Requirement
What follows is a set of records; restate each one word for word and drop the pictures.

═════ Information supplied ═════

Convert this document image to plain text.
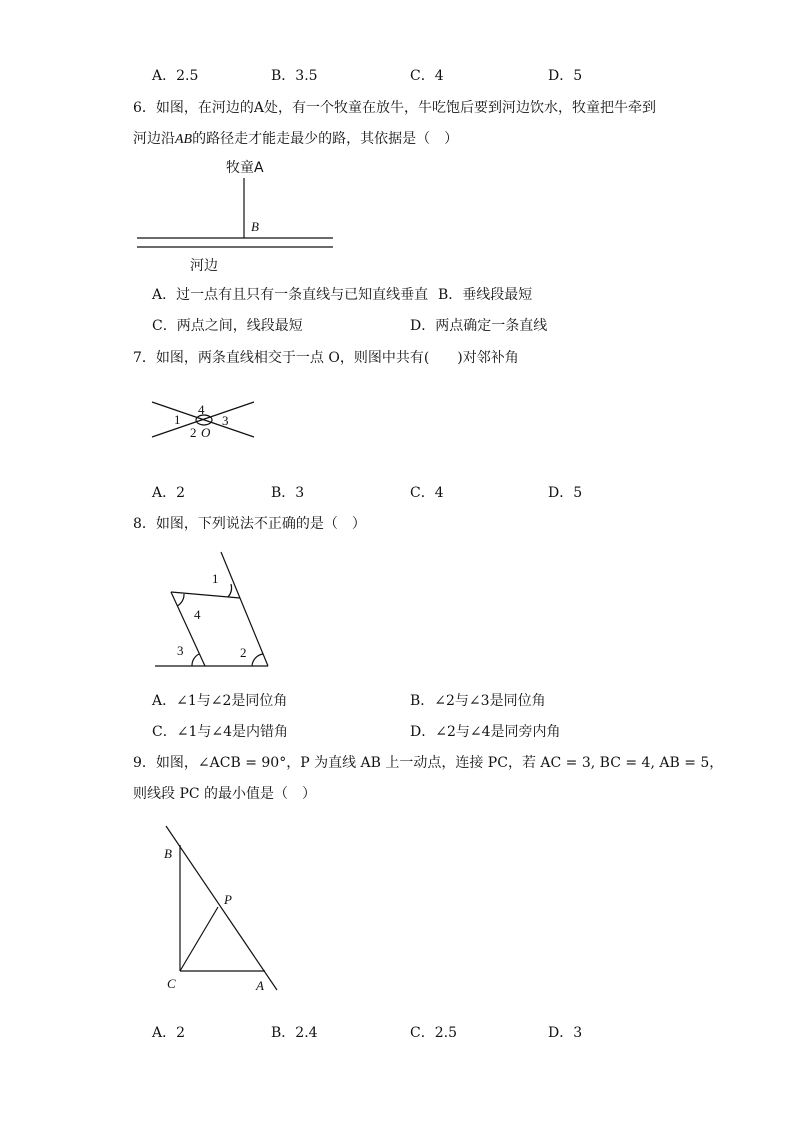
A．2.5	B．3.5	C．4	D．5
6．如图，在河边的A处，有一个牧童在放牛，牛吃饱后要到河边饮水，牧童把牛牵到
河边沿AB的路径走才能走最少的路，其依据是（　）
牧童A
B
河边
A．过一点有且只有一条直线与已知直线垂直 B．垂线段最短
C．两点之间，线段最短	D．两点确定一条直线
7．如图，两条直线相交于一点 O，则图中共有(　　)对邻补角
1
4
3
2 O
A．2	B．3	C．4	D．5
8．如图，下列说法不正确的是（　）
1
4
3	2
A．∠1与∠2是同位角	B．∠2与∠3是同位角
C．∠1与∠4是内错角	D．∠2与∠4是同旁内角
9．如图，∠ACB = 90°，P 为直线 AB 上一动点，连接 PC，若 AC = 3, BC = 4, AB = 5，
则线段 PC 的最小值是（　）
B
P
C	A
A．2	B．2.4	C．2.5	D．3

═════

Solution below
Convert this document image to plain text.
A．2.5	B．3.5	C．4	D．5
6．如图，在河边的A处，有一个牧童在放牛，牛吃饱后要到河边饮水，牧童把牛牵到
河边沿AB的路径走才能走最少的路，其依据是（　）
牧童A
B
河边
A．过一点有且只有一条直线与已知直线垂直 B．垂线段最短
C．两点之间，线段最短	D．两点确定一条直线
7．如图，两条直线相交于一点 O，则图中共有(　　)对邻补角
1
4
3
2 O
A．2	B．3	C．4	D．5
8．如图，下列说法不正确的是（　）
1
4
3	2
A．∠1与∠2是同位角	B．∠2与∠3是同位角
C．∠1与∠4是内错角	D．∠2与∠4是同旁内角
9．如图，∠ACB = 90°，P 为直线 AB 上一动点，连接 PC，若 AC = 3, BC = 4, AB = 5，
则线段 PC 的最小值是（　）
B
P
C	A
A．2	B．2.4	C．2.5	D．3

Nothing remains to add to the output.